### [Supplied records]
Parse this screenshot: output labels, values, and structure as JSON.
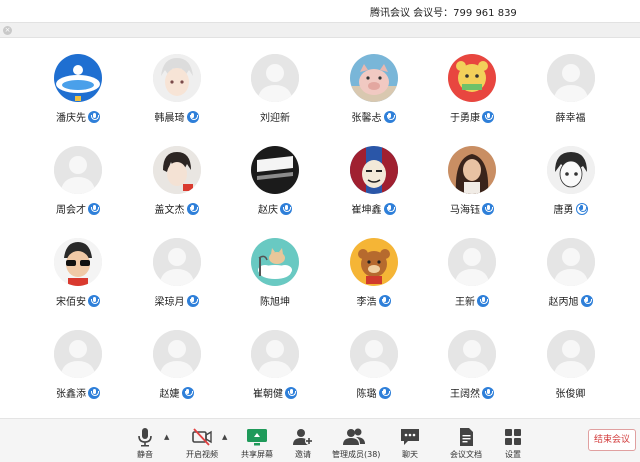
{
  "window": {
    "title": "腾讯会议 会议号：799 961 839"
  },
  "subbar": {
    "close_glyph": "×"
  },
  "participants": [
    {
      "name": "潘庆先",
      "mic": "muted",
      "avatar": "globe"
    },
    {
      "name": "韩晨琦",
      "mic": "muted",
      "avatar": "anime-white-hair"
    },
    {
      "name": "刘迎新",
      "mic": "none",
      "avatar": "default"
    },
    {
      "name": "张馨忐",
      "mic": "muted",
      "avatar": "pig"
    },
    {
      "name": "于勇康",
      "mic": "muted",
      "avatar": "cartoon-bear"
    },
    {
      "name": "薛幸福",
      "mic": "none",
      "avatar": "default"
    },
    {
      "name": "周会才",
      "mic": "muted",
      "avatar": "default"
    },
    {
      "name": "盖文杰",
      "mic": "muted",
      "avatar": "anime-dark-hair"
    },
    {
      "name": "赵庆",
      "mic": "muted",
      "avatar": "dark-screen"
    },
    {
      "name": "崔坤鑫",
      "mic": "muted",
      "avatar": "meme-face"
    },
    {
      "name": "马海钰",
      "mic": "muted",
      "avatar": "girl-photo"
    },
    {
      "name": "唐勇",
      "mic": "active",
      "avatar": "anime-boy"
    },
    {
      "name": "宋佰安",
      "mic": "muted",
      "avatar": "kid-sunglasses"
    },
    {
      "name": "梁琼月",
      "mic": "muted",
      "avatar": "default"
    },
    {
      "name": "陈旭坤",
      "mic": "none",
      "avatar": "cat-cloud"
    },
    {
      "name": "李浩",
      "mic": "muted",
      "avatar": "teddy-bear"
    },
    {
      "name": "王新",
      "mic": "muted",
      "avatar": "default"
    },
    {
      "name": "赵丙旭",
      "mic": "muted",
      "avatar": "default"
    },
    {
      "name": "张鑫添",
      "mic": "muted",
      "avatar": "default"
    },
    {
      "name": "赵婕",
      "mic": "muted",
      "avatar": "default"
    },
    {
      "name": "崔朝健",
      "mic": "muted",
      "avatar": "default"
    },
    {
      "name": "陈璐",
      "mic": "muted",
      "avatar": "default"
    },
    {
      "name": "王阔然",
      "mic": "muted",
      "avatar": "default"
    },
    {
      "name": "张俊卿",
      "mic": "none",
      "avatar": "default"
    }
  ],
  "toolbar": {
    "mute": "静音",
    "video": "开启视频",
    "share": "共享屏幕",
    "invite": "邀请",
    "manage": "管理成员(38)",
    "chat": "聊天",
    "docs": "会议文档",
    "settings": "设置",
    "end": "结束会议",
    "caret": "▲"
  },
  "colors": {
    "accent": "#2e7fd9",
    "end": "#d23b3b",
    "share": "#1f9a5a"
  }
}
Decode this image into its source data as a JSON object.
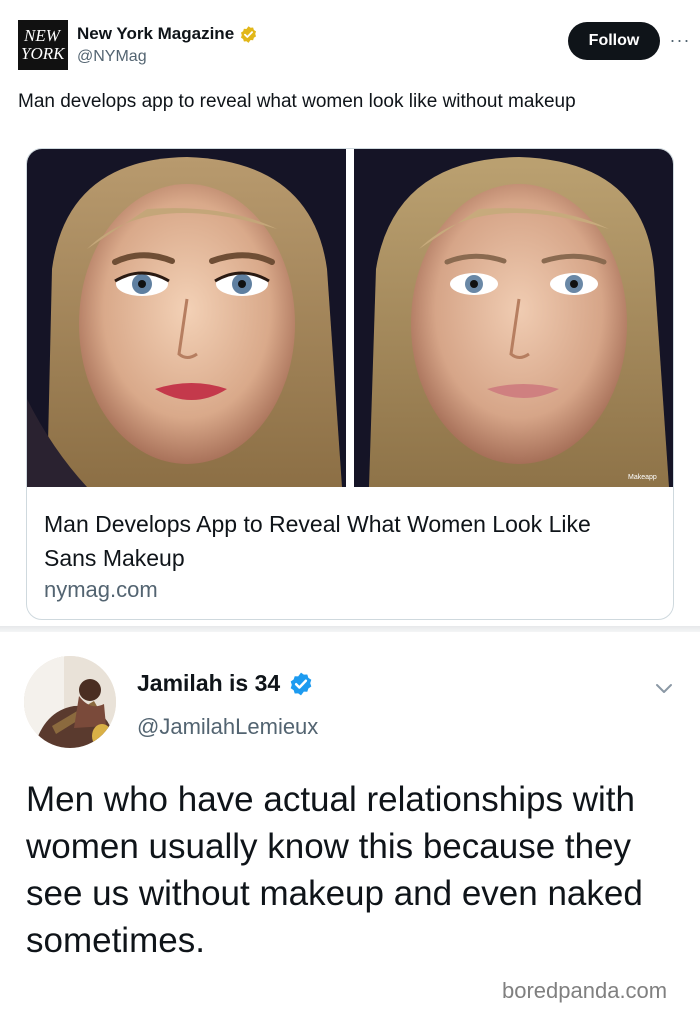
{
  "tweet1": {
    "avatar": {
      "logo_text_line1": "NEW",
      "logo_text_line2": "YORK",
      "icon": "new-york-magazine-logo"
    },
    "display_name": "New York Magazine",
    "verified_badge": {
      "icon": "gold-verified-badge",
      "color": "#e2b719"
    },
    "handle": "@NYMag",
    "follow_label": "Follow",
    "more_label": "···",
    "text": "Man develops app to reveal what women look like without makeup",
    "card": {
      "image_left": "woman-with-makeup-photo",
      "image_right": "woman-without-makeup-photo",
      "image_watermark": "Makeapp",
      "title": "Man Develops App to Reveal What Women Look Like Sans Makeup",
      "domain": "nymag.com"
    }
  },
  "tweet2": {
    "avatar": "profile-photo",
    "display_name": "Jamilah is 34",
    "verified_badge": {
      "icon": "blue-verified-badge",
      "color": "#1d9bf0"
    },
    "handle": "@JamilahLemieux",
    "menu_icon": "chevron-down-icon",
    "text": "Men who have actual relationships with women usually know this because they see us without makeup and even naked sometimes."
  },
  "watermark": "boredpanda.com",
  "colors": {
    "text_primary": "#0f1419",
    "text_secondary": "#536471",
    "follow_bg": "#0f1419",
    "border": "#cfd9de"
  }
}
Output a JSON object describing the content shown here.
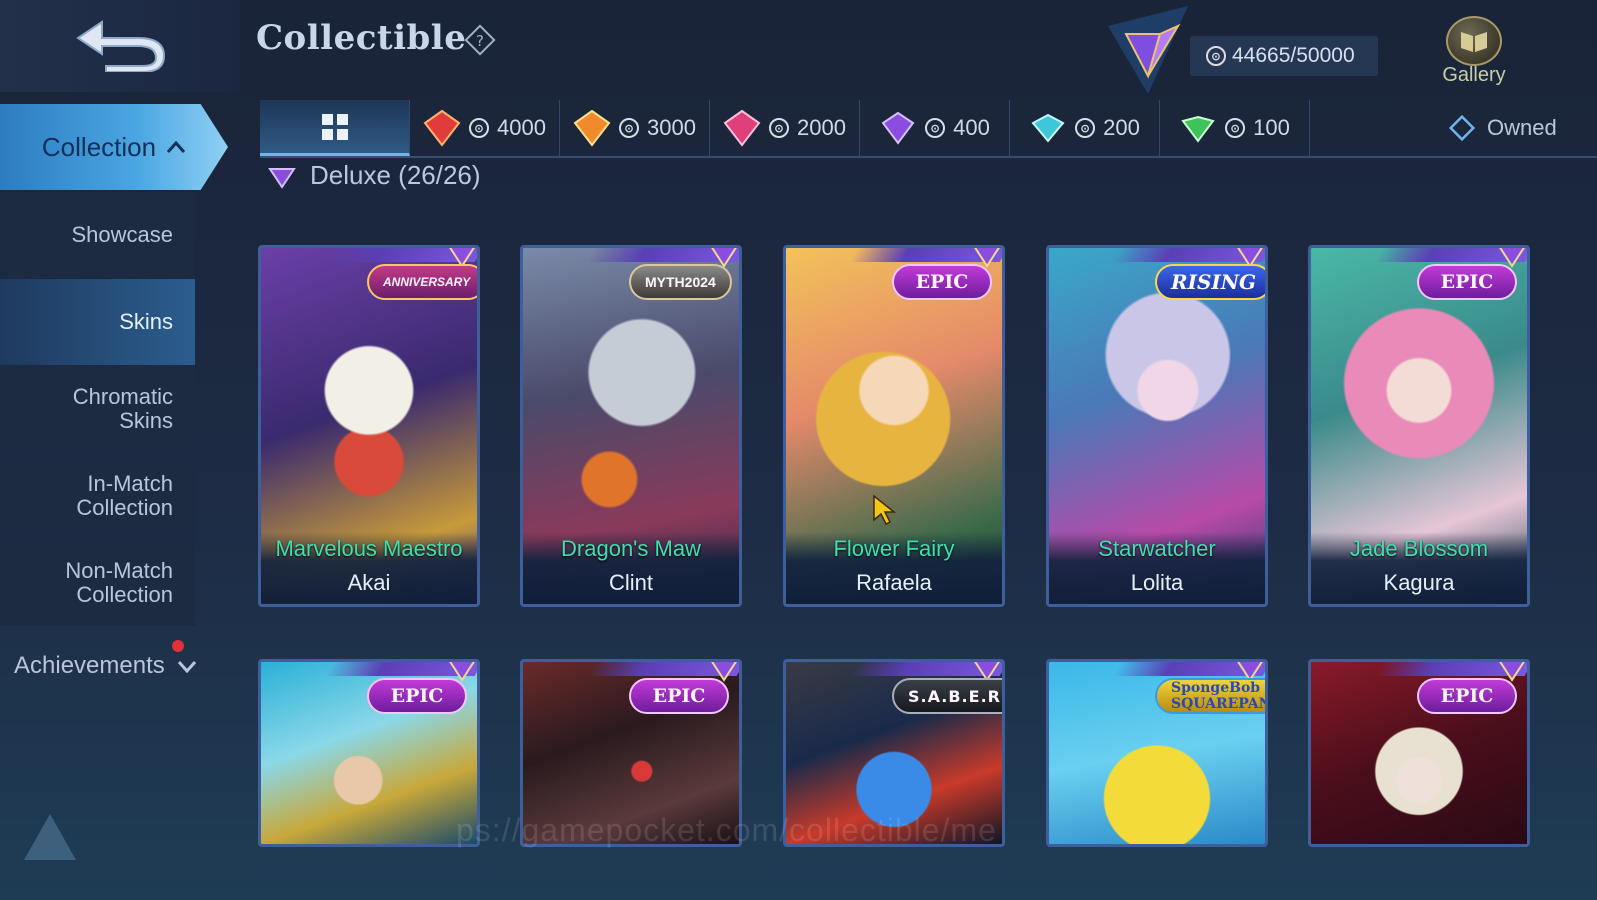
{
  "header": {
    "title": "Collectible",
    "points": "44665/50000",
    "gallery_label": "Gallery"
  },
  "tabs": [
    {
      "label": "",
      "icon": "grid-icon",
      "active": true
    },
    {
      "label": "4000",
      "icon": "red-gem-icon",
      "color": "#e23b3b"
    },
    {
      "label": "3000",
      "icon": "orange-gem-icon",
      "color": "#f08a2a"
    },
    {
      "label": "2000",
      "icon": "pink-gem-icon",
      "color": "#e0407a"
    },
    {
      "label": "400",
      "icon": "purple-gem-icon",
      "color": "#8a4de0"
    },
    {
      "label": "200",
      "icon": "cyan-gem-icon",
      "color": "#3ec7d6"
    },
    {
      "label": "100",
      "icon": "green-gem-icon",
      "color": "#3ec25a"
    }
  ],
  "owned_filter": "Owned",
  "sidebar": {
    "collection": "Collection",
    "items": [
      {
        "label": "Showcase"
      },
      {
        "label": "Skins",
        "active": true
      },
      {
        "label_lines": [
          "Chromatic",
          "Skins"
        ]
      },
      {
        "label_lines": [
          "In-Match",
          "Collection"
        ]
      },
      {
        "label_lines": [
          "Non-Match",
          "Collection"
        ]
      }
    ],
    "achievements": "Achievements"
  },
  "section": {
    "label": "Deluxe (26/26)"
  },
  "cards": [
    {
      "skin": "Marvelous Maestro",
      "hero": "Akai",
      "badge": "ANNIVERSARY",
      "badge_type": "anniv"
    },
    {
      "skin": "Dragon's Maw",
      "hero": "Clint",
      "badge": "MYTH2024",
      "badge_type": "myth"
    },
    {
      "skin": "Flower Fairy",
      "hero": "Rafaela",
      "badge": "EPIC",
      "badge_type": "epic"
    },
    {
      "skin": "Starwatcher",
      "hero": "Lolita",
      "badge": "RISING",
      "badge_type": "rising"
    },
    {
      "skin": "Jade Blossom",
      "hero": "Kagura",
      "badge": "EPIC",
      "badge_type": "epic"
    },
    {
      "badge": "EPIC",
      "badge_type": "epic"
    },
    {
      "badge": "EPIC",
      "badge_type": "epic"
    },
    {
      "badge": "S.A.B.E.R.",
      "badge_type": "saber"
    },
    {
      "badge": "SpongeBob SQUAREPANTS",
      "badge_type": "sponge"
    },
    {
      "badge": "EPIC",
      "badge_type": "epic"
    }
  ],
  "watermark": "ps://gamepocket.com/collectible/me"
}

### [Your task]
Gather each line in the data that holds the string "this".

### [Finished task]
Parse this screenshot: output labels, values, and structure as JSON.
Decode this image into its source data as a JSON object.
    "text": "Men who have actual relationships with women usually know this because they see us without makeup and even naked sometimes."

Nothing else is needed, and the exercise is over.